Begin Information given

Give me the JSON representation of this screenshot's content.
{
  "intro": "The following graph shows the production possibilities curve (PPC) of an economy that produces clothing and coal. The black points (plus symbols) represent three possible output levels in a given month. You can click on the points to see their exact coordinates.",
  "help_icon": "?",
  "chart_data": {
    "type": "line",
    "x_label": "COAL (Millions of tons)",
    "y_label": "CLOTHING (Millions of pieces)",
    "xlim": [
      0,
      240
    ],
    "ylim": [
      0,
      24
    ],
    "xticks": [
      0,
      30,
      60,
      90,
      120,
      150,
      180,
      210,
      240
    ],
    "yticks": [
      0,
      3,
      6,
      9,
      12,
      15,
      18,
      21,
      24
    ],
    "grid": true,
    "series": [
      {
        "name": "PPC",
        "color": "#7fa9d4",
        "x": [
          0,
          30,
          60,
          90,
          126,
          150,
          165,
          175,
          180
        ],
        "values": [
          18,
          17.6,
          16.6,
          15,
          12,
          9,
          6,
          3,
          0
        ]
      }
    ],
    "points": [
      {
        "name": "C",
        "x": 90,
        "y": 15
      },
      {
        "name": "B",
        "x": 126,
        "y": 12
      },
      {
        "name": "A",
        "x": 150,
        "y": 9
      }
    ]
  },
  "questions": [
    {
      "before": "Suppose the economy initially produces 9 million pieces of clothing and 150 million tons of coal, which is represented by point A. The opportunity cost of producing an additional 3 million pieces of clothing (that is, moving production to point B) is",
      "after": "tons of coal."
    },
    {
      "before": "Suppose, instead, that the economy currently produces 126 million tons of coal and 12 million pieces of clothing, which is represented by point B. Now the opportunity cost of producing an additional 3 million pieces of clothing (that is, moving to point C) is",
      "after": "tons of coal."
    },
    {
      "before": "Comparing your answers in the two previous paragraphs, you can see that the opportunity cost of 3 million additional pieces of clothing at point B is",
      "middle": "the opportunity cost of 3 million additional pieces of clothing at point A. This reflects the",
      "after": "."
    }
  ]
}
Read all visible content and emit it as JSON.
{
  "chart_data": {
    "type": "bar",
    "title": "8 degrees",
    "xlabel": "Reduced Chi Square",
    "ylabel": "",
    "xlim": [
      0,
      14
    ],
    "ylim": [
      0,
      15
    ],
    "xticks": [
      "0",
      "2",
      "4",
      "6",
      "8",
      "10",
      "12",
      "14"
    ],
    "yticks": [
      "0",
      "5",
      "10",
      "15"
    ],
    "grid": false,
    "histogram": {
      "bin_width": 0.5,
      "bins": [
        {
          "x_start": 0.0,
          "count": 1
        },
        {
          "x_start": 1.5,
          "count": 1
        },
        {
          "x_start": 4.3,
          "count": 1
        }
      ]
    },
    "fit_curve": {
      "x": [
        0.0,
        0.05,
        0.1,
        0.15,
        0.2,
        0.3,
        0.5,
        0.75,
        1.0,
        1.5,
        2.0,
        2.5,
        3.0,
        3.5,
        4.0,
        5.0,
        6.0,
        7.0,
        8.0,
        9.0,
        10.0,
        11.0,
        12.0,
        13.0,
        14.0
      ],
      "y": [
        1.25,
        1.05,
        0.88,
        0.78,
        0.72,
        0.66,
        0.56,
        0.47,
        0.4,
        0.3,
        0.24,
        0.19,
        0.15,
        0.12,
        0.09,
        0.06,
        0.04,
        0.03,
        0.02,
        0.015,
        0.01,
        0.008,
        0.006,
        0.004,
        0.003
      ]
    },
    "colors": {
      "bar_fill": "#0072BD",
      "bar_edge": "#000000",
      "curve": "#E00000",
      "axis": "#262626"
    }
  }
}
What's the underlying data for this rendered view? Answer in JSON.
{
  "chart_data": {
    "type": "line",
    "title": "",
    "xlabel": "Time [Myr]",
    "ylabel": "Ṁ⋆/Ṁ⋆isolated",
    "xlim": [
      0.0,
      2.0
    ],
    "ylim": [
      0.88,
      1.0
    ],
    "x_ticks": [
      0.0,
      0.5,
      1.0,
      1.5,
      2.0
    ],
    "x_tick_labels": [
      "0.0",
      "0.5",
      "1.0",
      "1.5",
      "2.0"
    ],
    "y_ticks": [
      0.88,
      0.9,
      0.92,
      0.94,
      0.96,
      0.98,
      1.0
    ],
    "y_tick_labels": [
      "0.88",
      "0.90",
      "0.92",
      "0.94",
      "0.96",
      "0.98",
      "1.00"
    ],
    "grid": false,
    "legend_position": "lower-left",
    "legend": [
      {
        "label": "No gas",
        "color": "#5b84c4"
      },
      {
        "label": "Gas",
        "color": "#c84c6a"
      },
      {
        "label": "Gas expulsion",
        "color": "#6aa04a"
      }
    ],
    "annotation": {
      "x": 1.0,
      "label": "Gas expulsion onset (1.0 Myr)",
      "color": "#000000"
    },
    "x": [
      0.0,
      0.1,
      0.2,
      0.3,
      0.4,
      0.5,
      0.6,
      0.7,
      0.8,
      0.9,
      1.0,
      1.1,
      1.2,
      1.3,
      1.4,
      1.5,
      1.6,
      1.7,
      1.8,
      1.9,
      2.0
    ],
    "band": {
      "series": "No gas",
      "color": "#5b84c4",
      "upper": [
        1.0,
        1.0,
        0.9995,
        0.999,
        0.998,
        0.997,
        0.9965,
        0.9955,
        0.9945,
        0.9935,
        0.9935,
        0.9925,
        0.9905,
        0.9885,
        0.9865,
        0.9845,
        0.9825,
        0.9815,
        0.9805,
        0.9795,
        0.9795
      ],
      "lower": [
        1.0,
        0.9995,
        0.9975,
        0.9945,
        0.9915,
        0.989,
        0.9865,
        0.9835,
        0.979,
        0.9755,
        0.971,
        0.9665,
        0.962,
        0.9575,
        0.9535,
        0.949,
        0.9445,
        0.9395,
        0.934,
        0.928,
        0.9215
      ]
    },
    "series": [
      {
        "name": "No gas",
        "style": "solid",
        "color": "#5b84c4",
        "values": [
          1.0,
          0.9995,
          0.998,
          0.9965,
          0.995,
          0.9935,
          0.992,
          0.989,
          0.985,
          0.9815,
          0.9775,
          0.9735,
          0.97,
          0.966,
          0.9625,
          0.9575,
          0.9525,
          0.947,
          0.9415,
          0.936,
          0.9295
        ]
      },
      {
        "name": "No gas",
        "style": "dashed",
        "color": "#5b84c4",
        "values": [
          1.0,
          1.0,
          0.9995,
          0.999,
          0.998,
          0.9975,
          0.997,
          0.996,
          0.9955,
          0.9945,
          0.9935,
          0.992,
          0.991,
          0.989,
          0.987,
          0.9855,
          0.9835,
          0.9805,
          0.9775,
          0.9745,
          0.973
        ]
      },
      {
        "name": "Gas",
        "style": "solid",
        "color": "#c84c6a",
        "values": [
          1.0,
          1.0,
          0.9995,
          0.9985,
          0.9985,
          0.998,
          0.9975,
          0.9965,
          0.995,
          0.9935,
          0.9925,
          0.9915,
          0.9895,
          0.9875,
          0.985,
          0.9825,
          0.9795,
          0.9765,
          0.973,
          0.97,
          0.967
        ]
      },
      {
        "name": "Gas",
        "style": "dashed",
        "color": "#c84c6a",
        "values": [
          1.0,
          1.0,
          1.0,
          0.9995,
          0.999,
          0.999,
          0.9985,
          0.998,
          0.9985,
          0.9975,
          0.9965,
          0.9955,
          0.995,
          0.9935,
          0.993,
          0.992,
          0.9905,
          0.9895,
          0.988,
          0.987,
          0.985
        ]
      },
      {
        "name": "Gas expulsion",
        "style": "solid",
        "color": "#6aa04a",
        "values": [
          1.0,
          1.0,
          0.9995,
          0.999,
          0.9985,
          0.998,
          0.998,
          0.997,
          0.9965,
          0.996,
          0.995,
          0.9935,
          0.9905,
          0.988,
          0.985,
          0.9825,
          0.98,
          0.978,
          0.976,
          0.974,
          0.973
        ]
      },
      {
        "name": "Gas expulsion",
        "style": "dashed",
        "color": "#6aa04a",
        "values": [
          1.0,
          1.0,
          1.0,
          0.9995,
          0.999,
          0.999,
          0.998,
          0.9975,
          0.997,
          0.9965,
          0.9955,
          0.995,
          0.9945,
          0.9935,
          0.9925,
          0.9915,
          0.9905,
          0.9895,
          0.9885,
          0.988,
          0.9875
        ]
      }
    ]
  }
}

End Information given

### Exercise details:
List every line above that contains the word "tons".

### Right answer:
    "x_label": "COAL (Millions of tons)",
      "before": "Suppose the economy initially produces 9 million pieces of clothing and 150 million tons of coal, which is represented by point A. The opportunity cost of producing an additional 3 million pieces of clothing (that is, moving production to point B) is",
      "after": "tons of coal."
      "before": "Suppose, instead, that the economy currently produces 126 million tons of coal and 12 million pieces of clothing, which is represented by point B. Now the opportunity cost of producing an additional 3 million pieces of clothing (that is, moving to point C) is",
      "after": "tons of coal."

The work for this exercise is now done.